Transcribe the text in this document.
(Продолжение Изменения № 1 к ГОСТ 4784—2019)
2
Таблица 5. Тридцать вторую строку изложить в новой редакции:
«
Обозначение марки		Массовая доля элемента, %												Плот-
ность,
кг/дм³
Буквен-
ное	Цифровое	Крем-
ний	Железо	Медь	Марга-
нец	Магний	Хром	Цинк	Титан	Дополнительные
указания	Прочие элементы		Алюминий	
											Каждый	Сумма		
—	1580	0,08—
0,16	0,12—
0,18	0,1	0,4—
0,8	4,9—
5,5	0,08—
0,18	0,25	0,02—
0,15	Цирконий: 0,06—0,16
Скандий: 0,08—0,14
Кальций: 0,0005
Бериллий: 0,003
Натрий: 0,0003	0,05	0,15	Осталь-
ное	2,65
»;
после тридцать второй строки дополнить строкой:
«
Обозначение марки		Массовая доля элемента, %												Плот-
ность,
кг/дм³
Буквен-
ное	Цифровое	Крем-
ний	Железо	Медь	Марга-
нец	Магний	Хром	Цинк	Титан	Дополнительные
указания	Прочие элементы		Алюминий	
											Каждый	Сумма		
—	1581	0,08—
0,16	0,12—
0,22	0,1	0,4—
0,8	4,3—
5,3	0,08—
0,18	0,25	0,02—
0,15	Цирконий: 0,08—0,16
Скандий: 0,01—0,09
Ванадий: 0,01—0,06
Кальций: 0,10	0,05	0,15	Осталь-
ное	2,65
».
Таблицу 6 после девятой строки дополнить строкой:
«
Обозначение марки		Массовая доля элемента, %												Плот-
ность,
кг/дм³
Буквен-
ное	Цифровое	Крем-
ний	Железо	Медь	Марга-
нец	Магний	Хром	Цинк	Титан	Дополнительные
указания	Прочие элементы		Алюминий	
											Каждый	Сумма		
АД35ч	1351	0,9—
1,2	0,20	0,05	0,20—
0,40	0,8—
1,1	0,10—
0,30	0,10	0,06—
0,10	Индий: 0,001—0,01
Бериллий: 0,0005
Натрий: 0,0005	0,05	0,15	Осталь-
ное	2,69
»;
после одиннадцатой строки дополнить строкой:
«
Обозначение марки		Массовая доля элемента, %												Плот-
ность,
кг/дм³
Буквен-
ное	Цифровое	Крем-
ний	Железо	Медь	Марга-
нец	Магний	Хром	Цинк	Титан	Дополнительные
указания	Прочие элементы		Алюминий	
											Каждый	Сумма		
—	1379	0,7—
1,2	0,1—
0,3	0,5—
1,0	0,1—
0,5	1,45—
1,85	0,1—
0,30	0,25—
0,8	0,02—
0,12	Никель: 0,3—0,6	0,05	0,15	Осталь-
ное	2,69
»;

=-=-=-=-=

▶ _WORK TO COMPLETE_: Print out every entry, keeping each one exact.

▶ _REPLY TO THE EXERCISE_:
Transcribe the text in this document.
(Продолжение Изменения № 1 к ГОСТ 4784—2019)
2
Таблица 5. Тридцать вторую строку изложить в новой редакции:
«
Обозначение марки		Массовая доля элемента, %												Плот-
ность,
кг/дм³
Буквен-
ное	Цифровое	Крем-
ний	Железо	Медь	Марга-
нец	Магний	Хром	Цинк	Титан	Дополнительные
указания	Прочие элементы		Алюминий	
											Каждый	Сумма		
—	1580	0,08—
0,16	0,12—
0,18	0,1	0,4—
0,8	4,9—
5,5	0,08—
0,18	0,25	0,02—
0,15	Цирконий: 0,06—0,16
Скандий: 0,08—0,14
Кальций: 0,0005
Бериллий: 0,003
Натрий: 0,0003	0,05	0,15	Осталь-
ное	2,65
»;
после тридцать второй строки дополнить строкой:
«
Обозначение марки		Массовая доля элемента, %												Плот-
ность,
кг/дм³
Буквен-
ное	Цифровое	Крем-
ний	Железо	Медь	Марга-
нец	Магний	Хром	Цинк	Титан	Дополнительные
указания	Прочие элементы		Алюминий	
											Каждый	Сумма		
—	1581	0,08—
0,16	0,12—
0,22	0,1	0,4—
0,8	4,3—
5,3	0,08—
0,18	0,25	0,02—
0,15	Цирконий: 0,08—0,16
Скандий: 0,01—0,09
Ванадий: 0,01—0,06
Кальций: 0,10	0,05	0,15	Осталь-
ное	2,65
».
Таблицу 6 после девятой строки дополнить строкой:
«
Обозначение марки		Массовая доля элемента, %												Плот-
ность,
кг/дм³
Буквен-
ное	Цифровое	Крем-
ний	Железо	Медь	Марга-
нец	Магний	Хром	Цинк	Титан	Дополнительные
указания	Прочие элементы		Алюминий	
											Каждый	Сумма		
АД35ч	1351	0,9—
1,2	0,20	0,05	0,20—
0,40	0,8—
1,1	0,10—
0,30	0,10	0,06—
0,10	Индий: 0,001—0,01
Бериллий: 0,0005
Натрий: 0,0005	0,05	0,15	Осталь-
ное	2,69
»;
после одиннадцатой строки дополнить строкой:
«
Обозначение марки		Массовая доля элемента, %												Плот-
ность,
кг/дм³
Буквен-
ное	Цифровое	Крем-
ний	Железо	Медь	Марга-
нец	Магний	Хром	Цинк	Титан	Дополнительные
указания	Прочие элементы		Алюминий	
											Каждый	Сумма		
—	1379	0,7—
1,2	0,1—
0,3	0,5—
1,0	0,1—
0,5	1,45—
1,85	0,1—
0,30	0,25—
0,8	0,02—
0,12	Никель: 0,3—0,6	0,05	0,15	Осталь-
ное	2,69
»;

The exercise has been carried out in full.